> **WORK INSTRUCTIONS**: Below are the records. List every line holding the word "Require".

[Some records]
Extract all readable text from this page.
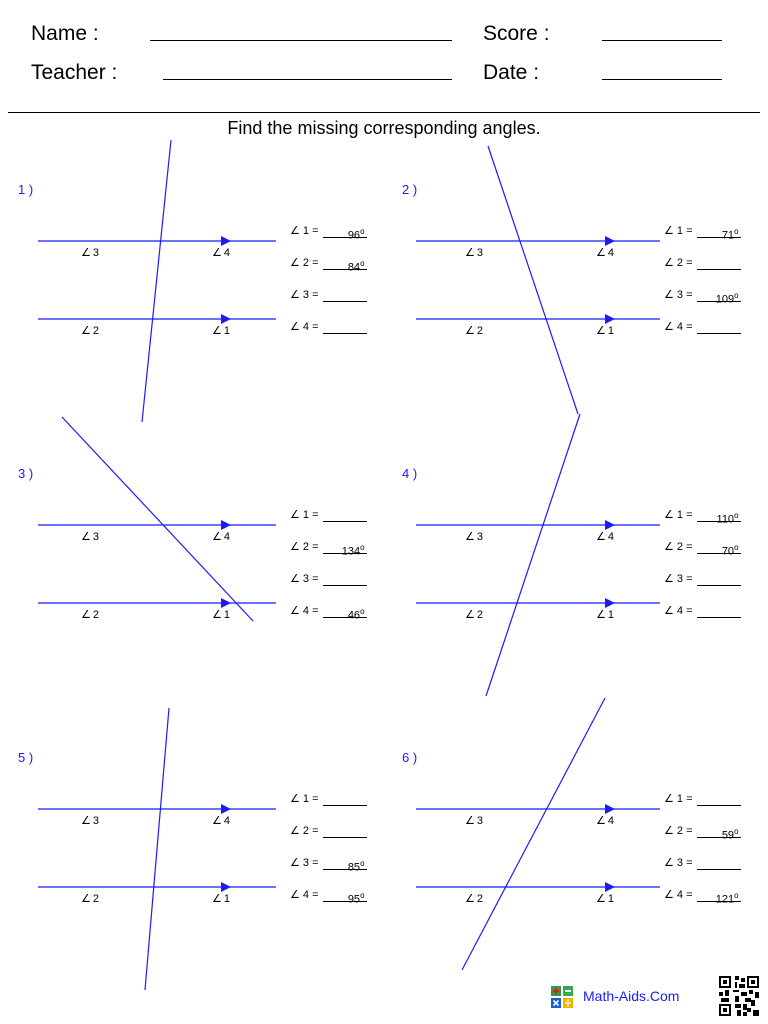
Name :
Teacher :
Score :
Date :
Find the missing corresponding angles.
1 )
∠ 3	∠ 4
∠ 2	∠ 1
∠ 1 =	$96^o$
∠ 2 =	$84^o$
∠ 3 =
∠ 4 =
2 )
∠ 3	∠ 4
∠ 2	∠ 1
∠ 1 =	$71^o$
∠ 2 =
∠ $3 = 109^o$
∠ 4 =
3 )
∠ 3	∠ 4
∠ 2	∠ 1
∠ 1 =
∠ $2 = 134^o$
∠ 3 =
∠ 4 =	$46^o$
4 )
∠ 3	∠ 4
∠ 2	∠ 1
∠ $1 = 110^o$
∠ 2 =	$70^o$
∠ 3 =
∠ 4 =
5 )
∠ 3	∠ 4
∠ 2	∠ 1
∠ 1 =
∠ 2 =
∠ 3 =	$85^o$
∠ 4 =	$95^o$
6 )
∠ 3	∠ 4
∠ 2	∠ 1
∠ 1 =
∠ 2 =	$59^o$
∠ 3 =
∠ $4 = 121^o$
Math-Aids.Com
--
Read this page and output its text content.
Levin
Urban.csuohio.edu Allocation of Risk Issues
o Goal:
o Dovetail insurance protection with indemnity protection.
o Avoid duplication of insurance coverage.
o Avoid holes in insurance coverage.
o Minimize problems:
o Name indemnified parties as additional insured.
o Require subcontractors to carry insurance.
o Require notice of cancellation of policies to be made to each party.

> **FULL OUTPUT**:
o Require subcontractors to carry insurance.
o Require notice of cancellation of policies to be made to each party.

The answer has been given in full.